++++ Dataset content

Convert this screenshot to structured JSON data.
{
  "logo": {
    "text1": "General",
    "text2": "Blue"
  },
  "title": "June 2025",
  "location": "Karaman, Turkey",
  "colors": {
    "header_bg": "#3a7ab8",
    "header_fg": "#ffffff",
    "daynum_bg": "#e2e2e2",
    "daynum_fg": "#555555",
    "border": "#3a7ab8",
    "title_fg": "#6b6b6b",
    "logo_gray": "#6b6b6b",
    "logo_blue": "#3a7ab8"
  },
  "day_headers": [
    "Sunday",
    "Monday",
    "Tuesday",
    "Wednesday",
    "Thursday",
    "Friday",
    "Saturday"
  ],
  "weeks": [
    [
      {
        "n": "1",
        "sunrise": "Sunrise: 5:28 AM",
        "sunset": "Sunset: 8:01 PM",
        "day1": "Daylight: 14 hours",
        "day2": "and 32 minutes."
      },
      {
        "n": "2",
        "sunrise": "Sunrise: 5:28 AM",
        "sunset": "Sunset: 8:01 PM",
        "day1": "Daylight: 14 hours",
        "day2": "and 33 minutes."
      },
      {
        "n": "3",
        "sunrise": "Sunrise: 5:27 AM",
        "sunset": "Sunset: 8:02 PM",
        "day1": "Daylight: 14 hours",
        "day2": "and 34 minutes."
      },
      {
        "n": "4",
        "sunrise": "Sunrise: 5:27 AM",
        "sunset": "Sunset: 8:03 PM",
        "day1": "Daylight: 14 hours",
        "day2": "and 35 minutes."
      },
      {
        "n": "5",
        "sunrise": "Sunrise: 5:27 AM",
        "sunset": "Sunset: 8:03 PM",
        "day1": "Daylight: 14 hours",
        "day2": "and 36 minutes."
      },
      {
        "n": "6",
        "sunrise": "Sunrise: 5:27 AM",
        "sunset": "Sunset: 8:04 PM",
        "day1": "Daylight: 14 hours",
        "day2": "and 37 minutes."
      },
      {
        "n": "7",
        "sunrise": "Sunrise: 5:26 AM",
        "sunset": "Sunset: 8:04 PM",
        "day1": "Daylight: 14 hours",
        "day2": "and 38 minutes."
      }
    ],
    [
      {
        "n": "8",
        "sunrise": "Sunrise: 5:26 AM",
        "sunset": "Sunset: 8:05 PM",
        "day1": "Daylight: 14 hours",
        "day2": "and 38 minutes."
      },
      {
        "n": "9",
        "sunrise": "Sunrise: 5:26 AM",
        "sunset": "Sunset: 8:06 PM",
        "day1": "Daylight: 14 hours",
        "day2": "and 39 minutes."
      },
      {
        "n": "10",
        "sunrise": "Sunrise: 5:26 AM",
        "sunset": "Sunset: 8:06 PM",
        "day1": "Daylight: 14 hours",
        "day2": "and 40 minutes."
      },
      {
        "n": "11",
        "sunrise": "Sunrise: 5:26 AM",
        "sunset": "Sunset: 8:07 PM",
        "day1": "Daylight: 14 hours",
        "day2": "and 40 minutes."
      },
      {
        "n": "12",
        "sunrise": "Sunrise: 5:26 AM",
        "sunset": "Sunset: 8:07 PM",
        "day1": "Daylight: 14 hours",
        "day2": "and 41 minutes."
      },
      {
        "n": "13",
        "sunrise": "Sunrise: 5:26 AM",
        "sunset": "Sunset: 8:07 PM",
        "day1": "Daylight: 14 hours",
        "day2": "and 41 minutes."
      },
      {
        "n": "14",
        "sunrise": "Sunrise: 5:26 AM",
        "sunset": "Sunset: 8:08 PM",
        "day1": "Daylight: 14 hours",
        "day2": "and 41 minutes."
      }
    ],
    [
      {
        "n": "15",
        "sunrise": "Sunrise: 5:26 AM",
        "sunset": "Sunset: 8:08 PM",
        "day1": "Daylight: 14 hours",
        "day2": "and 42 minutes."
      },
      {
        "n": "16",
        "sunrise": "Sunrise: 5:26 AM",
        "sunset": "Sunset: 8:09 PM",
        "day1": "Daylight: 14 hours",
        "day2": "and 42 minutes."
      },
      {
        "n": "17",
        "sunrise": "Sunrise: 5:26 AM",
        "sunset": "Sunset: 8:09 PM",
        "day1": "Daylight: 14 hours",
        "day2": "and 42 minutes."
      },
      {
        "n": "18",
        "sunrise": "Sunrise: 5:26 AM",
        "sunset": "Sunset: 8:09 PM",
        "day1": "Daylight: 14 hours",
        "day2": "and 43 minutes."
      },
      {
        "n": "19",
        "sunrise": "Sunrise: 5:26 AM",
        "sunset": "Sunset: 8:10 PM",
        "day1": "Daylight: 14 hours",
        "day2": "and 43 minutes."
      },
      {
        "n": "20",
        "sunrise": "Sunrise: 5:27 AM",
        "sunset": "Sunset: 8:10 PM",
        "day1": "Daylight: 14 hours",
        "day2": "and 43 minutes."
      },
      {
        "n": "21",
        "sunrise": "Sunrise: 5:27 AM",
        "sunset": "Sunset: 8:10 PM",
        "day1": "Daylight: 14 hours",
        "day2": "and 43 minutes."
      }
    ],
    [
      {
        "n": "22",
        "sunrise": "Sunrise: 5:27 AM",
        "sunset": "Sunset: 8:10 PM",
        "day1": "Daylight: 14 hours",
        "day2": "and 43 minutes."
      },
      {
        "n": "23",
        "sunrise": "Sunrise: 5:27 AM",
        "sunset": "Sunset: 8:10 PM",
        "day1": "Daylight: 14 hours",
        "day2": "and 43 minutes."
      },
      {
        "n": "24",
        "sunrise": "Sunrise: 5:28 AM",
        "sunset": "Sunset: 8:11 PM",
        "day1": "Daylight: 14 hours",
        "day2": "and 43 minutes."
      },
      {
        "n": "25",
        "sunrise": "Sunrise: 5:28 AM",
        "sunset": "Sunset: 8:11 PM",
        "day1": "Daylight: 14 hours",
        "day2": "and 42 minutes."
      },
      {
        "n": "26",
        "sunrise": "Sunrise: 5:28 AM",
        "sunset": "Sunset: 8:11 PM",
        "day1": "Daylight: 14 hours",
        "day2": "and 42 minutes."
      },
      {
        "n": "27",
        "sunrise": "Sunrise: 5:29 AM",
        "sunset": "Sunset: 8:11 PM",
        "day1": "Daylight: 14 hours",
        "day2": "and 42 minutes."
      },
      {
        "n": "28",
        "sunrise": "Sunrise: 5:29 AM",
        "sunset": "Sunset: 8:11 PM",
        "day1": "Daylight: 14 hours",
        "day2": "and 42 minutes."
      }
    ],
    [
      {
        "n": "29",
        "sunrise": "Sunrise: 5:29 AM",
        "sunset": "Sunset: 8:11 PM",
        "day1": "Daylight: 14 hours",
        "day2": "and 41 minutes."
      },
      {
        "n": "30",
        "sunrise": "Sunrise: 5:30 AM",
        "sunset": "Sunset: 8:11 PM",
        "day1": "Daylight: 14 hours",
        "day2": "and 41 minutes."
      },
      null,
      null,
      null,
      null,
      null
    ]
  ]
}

++++++++

Work required
Repeat the entries shown above, every one, word for word.

The output
Convert this screenshot to structured JSON data.
{
  "logo": {
    "text1": "General",
    "text2": "Blue"
  },
  "title": "June 2025",
  "location": "Karaman, Turkey",
  "colors": {
    "header_bg": "#3a7ab8",
    "header_fg": "#ffffff",
    "daynum_bg": "#e2e2e2",
    "daynum_fg": "#555555",
    "border": "#3a7ab8",
    "title_fg": "#6b6b6b",
    "logo_gray": "#6b6b6b",
    "logo_blue": "#3a7ab8"
  },
  "day_headers": [
    "Sunday",
    "Monday",
    "Tuesday",
    "Wednesday",
    "Thursday",
    "Friday",
    "Saturday"
  ],
  "weeks": [
    [
      {
        "n": "1",
        "sunrise": "Sunrise: 5:28 AM",
        "sunset": "Sunset: 8:01 PM",
        "day1": "Daylight: 14 hours",
        "day2": "and 32 minutes."
      },
      {
        "n": "2",
        "sunrise": "Sunrise: 5:28 AM",
        "sunset": "Sunset: 8:01 PM",
        "day1": "Daylight: 14 hours",
        "day2": "and 33 minutes."
      },
      {
        "n": "3",
        "sunrise": "Sunrise: 5:27 AM",
        "sunset": "Sunset: 8:02 PM",
        "day1": "Daylight: 14 hours",
        "day2": "and 34 minutes."
      },
      {
        "n": "4",
        "sunrise": "Sunrise: 5:27 AM",
        "sunset": "Sunset: 8:03 PM",
        "day1": "Daylight: 14 hours",
        "day2": "and 35 minutes."
      },
      {
        "n": "5",
        "sunrise": "Sunrise: 5:27 AM",
        "sunset": "Sunset: 8:03 PM",
        "day1": "Daylight: 14 hours",
        "day2": "and 36 minutes."
      },
      {
        "n": "6",
        "sunrise": "Sunrise: 5:27 AM",
        "sunset": "Sunset: 8:04 PM",
        "day1": "Daylight: 14 hours",
        "day2": "and 37 minutes."
      },
      {
        "n": "7",
        "sunrise": "Sunrise: 5:26 AM",
        "sunset": "Sunset: 8:04 PM",
        "day1": "Daylight: 14 hours",
        "day2": "and 38 minutes."
      }
    ],
    [
      {
        "n": "8",
        "sunrise": "Sunrise: 5:26 AM",
        "sunset": "Sunset: 8:05 PM",
        "day1": "Daylight: 14 hours",
        "day2": "and 38 minutes."
      },
      {
        "n": "9",
        "sunrise": "Sunrise: 5:26 AM",
        "sunset": "Sunset: 8:06 PM",
        "day1": "Daylight: 14 hours",
        "day2": "and 39 minutes."
      },
      {
        "n": "10",
        "sunrise": "Sunrise: 5:26 AM",
        "sunset": "Sunset: 8:06 PM",
        "day1": "Daylight: 14 hours",
        "day2": "and 40 minutes."
      },
      {
        "n": "11",
        "sunrise": "Sunrise: 5:26 AM",
        "sunset": "Sunset: 8:07 PM",
        "day1": "Daylight: 14 hours",
        "day2": "and 40 minutes."
      },
      {
        "n": "12",
        "sunrise": "Sunrise: 5:26 AM",
        "sunset": "Sunset: 8:07 PM",
        "day1": "Daylight: 14 hours",
        "day2": "and 41 minutes."
      },
      {
        "n": "13",
        "sunrise": "Sunrise: 5:26 AM",
        "sunset": "Sunset: 8:07 PM",
        "day1": "Daylight: 14 hours",
        "day2": "and 41 minutes."
      },
      {
        "n": "14",
        "sunrise": "Sunrise: 5:26 AM",
        "sunset": "Sunset: 8:08 PM",
        "day1": "Daylight: 14 hours",
        "day2": "and 41 minutes."
      }
    ],
    [
      {
        "n": "15",
        "sunrise": "Sunrise: 5:26 AM",
        "sunset": "Sunset: 8:08 PM",
        "day1": "Daylight: 14 hours",
        "day2": "and 42 minutes."
      },
      {
        "n": "16",
        "sunrise": "Sunrise: 5:26 AM",
        "sunset": "Sunset: 8:09 PM",
        "day1": "Daylight: 14 hours",
        "day2": "and 42 minutes."
      },
      {
        "n": "17",
        "sunrise": "Sunrise: 5:26 AM",
        "sunset": "Sunset: 8:09 PM",
        "day1": "Daylight: 14 hours",
        "day2": "and 42 minutes."
      },
      {
        "n": "18",
        "sunrise": "Sunrise: 5:26 AM",
        "sunset": "Sunset: 8:09 PM",
        "day1": "Daylight: 14 hours",
        "day2": "and 43 minutes."
      },
      {
        "n": "19",
        "sunrise": "Sunrise: 5:26 AM",
        "sunset": "Sunset: 8:10 PM",
        "day1": "Daylight: 14 hours",
        "day2": "and 43 minutes."
      },
      {
        "n": "20",
        "sunrise": "Sunrise: 5:27 AM",
        "sunset": "Sunset: 8:10 PM",
        "day1": "Daylight: 14 hours",
        "day2": "and 43 minutes."
      },
      {
        "n": "21",
        "sunrise": "Sunrise: 5:27 AM",
        "sunset": "Sunset: 8:10 PM",
        "day1": "Daylight: 14 hours",
        "day2": "and 43 minutes."
      }
    ],
    [
      {
        "n": "22",
        "sunrise": "Sunrise: 5:27 AM",
        "sunset": "Sunset: 8:10 PM",
        "day1": "Daylight: 14 hours",
        "day2": "and 43 minutes."
      },
      {
        "n": "23",
        "sunrise": "Sunrise: 5:27 AM",
        "sunset": "Sunset: 8:10 PM",
        "day1": "Daylight: 14 hours",
        "day2": "and 43 minutes."
      },
      {
        "n": "24",
        "sunrise": "Sunrise: 5:28 AM",
        "sunset": "Sunset: 8:11 PM",
        "day1": "Daylight: 14 hours",
        "day2": "and 43 minutes."
      },
      {
        "n": "25",
        "sunrise": "Sunrise: 5:28 AM",
        "sunset": "Sunset: 8:11 PM",
        "day1": "Daylight: 14 hours",
        "day2": "and 42 minutes."
      },
      {
        "n": "26",
        "sunrise": "Sunrise: 5:28 AM",
        "sunset": "Sunset: 8:11 PM",
        "day1": "Daylight: 14 hours",
        "day2": "and 42 minutes."
      },
      {
        "n": "27",
        "sunrise": "Sunrise: 5:29 AM",
        "sunset": "Sunset: 8:11 PM",
        "day1": "Daylight: 14 hours",
        "day2": "and 42 minutes."
      },
      {
        "n": "28",
        "sunrise": "Sunrise: 5:29 AM",
        "sunset": "Sunset: 8:11 PM",
        "day1": "Daylight: 14 hours",
        "day2": "and 42 minutes."
      }
    ],
    [
      {
        "n": "29",
        "sunrise": "Sunrise: 5:29 AM",
        "sunset": "Sunset: 8:11 PM",
        "day1": "Daylight: 14 hours",
        "day2": "and 41 minutes."
      },
      {
        "n": "30",
        "sunrise": "Sunrise: 5:30 AM",
        "sunset": "Sunset: 8:11 PM",
        "day1": "Daylight: 14 hours",
        "day2": "and 41 minutes."
      },
      null,
      null,
      null,
      null,
      null
    ]
  ]
}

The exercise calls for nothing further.